Given request> Copy out the records word for word, from their first line through the line that contains "range-1m-button[interactable]: 1m: [192, 1064, 208, 1076]". Include both of those lines.

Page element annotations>

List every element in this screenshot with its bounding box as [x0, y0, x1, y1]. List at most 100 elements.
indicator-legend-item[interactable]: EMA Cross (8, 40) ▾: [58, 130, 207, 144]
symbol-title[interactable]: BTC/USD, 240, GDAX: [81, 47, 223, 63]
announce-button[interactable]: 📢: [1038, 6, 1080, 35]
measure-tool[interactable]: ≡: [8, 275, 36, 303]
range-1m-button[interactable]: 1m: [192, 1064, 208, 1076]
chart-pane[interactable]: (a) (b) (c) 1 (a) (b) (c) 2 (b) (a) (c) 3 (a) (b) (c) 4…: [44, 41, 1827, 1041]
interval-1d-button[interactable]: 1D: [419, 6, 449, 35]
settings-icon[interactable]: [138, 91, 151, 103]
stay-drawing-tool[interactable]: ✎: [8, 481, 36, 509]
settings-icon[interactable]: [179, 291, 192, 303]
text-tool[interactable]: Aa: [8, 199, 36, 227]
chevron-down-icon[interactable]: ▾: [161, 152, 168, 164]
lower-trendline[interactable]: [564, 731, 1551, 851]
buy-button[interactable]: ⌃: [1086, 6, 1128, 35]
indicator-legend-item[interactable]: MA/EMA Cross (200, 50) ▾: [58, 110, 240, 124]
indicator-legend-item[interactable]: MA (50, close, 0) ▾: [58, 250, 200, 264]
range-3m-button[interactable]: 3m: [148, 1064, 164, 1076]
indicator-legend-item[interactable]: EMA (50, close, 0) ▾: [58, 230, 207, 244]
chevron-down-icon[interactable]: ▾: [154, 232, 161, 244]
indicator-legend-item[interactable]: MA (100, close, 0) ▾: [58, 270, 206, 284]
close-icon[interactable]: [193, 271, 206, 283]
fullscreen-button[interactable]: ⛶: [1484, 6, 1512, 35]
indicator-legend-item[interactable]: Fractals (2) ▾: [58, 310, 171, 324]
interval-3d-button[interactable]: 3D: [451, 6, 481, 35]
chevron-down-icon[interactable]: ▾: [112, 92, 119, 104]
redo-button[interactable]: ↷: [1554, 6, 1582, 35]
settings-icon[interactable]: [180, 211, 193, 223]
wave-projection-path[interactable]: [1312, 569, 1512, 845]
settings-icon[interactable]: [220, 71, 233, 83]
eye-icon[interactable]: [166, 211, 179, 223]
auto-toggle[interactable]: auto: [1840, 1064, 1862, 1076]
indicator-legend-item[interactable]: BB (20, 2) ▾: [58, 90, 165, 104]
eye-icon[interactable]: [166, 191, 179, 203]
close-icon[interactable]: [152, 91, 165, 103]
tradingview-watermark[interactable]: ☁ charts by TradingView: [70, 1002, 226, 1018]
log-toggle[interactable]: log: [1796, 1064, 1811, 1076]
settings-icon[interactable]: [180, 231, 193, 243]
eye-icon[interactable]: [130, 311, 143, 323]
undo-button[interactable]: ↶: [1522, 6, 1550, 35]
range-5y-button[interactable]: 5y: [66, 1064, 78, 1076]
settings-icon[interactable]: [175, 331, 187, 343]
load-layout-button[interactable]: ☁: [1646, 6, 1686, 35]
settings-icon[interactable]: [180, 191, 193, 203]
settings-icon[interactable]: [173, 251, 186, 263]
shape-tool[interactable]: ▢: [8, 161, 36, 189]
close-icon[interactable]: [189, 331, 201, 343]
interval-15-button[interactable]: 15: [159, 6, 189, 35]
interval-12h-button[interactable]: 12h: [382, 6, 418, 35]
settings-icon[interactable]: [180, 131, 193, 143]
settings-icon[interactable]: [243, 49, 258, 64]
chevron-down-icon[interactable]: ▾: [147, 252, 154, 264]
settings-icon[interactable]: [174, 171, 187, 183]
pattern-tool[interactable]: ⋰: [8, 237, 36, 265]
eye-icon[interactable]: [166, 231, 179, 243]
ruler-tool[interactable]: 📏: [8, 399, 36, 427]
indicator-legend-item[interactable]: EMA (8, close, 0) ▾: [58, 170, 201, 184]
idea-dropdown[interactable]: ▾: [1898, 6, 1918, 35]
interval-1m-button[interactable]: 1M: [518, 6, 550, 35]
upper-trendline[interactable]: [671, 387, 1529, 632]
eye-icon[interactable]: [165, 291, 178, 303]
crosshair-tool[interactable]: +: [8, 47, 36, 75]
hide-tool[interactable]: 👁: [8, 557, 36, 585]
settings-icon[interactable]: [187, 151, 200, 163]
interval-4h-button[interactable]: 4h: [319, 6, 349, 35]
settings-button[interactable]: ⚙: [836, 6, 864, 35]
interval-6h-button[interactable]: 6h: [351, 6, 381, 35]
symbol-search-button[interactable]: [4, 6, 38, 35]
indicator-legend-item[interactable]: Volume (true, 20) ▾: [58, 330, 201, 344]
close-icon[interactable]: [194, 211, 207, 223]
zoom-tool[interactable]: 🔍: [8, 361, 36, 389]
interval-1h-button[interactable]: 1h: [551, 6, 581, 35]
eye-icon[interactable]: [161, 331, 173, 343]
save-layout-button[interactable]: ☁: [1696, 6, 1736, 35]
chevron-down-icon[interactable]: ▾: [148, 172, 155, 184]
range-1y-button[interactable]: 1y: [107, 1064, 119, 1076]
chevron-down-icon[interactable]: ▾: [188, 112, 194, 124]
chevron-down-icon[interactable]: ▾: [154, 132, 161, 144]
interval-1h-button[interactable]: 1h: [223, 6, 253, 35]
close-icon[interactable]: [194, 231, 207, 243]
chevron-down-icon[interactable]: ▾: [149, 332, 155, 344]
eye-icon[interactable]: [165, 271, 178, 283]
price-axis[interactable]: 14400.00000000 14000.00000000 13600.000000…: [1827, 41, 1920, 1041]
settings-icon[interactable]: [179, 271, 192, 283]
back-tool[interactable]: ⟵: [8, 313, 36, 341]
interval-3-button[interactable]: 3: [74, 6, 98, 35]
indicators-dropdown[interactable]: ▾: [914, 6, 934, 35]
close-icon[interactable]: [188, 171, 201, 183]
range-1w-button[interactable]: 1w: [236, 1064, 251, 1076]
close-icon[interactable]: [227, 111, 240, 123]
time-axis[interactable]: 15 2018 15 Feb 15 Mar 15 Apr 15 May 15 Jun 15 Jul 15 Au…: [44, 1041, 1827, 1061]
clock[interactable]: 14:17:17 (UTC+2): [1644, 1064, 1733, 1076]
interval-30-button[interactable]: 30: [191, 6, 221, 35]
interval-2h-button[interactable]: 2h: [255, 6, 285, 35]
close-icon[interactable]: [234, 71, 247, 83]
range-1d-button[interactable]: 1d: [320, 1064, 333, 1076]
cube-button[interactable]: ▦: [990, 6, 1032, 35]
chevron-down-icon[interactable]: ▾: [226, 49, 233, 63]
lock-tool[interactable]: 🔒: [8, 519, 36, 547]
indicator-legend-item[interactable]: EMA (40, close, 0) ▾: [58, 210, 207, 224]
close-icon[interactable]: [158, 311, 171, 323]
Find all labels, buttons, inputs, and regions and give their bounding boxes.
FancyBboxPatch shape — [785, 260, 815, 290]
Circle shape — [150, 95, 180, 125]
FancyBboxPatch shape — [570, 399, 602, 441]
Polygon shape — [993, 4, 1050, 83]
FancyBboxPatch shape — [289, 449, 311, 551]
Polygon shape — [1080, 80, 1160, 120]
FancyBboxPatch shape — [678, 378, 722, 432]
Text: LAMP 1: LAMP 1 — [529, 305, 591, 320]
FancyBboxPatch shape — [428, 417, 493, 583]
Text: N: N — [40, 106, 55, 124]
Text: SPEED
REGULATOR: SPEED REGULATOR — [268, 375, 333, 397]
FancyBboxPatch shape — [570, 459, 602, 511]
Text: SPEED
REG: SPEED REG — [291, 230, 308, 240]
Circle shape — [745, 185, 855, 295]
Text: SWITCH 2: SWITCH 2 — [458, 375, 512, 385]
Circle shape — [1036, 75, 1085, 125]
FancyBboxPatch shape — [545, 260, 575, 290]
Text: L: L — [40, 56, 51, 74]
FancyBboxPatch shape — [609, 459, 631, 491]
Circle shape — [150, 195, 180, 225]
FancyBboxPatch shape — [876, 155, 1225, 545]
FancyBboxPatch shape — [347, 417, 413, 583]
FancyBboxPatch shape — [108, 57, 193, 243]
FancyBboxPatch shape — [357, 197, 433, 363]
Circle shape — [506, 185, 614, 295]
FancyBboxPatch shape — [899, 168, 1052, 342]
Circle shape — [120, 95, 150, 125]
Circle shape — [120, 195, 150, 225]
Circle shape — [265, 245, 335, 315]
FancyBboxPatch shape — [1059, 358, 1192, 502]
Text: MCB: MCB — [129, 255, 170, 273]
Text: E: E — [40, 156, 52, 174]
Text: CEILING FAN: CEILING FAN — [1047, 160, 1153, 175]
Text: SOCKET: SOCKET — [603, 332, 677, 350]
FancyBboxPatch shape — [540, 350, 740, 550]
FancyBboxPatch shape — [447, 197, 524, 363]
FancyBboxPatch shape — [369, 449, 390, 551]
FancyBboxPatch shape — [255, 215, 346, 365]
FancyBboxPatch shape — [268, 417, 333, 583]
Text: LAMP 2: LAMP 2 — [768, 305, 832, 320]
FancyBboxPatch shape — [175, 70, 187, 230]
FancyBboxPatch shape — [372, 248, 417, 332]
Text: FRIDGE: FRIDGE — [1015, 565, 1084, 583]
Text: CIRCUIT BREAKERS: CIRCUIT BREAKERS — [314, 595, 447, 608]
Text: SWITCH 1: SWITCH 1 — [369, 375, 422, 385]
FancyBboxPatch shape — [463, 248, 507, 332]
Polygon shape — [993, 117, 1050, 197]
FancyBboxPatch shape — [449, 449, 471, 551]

Task output>
List every element in this screenshot with its bounding box as [x0, y0, x1, y1]. List at most 100 elements.
indicator-legend-item[interactable]: EMA Cross (8, 40) ▾: [58, 130, 207, 144]
symbol-title[interactable]: BTC/USD, 240, GDAX: [81, 47, 223, 63]
announce-button[interactable]: 📢: [1038, 6, 1080, 35]
measure-tool[interactable]: ≡: [8, 275, 36, 303]
range-1m-button[interactable]: 1m: [192, 1064, 208, 1076]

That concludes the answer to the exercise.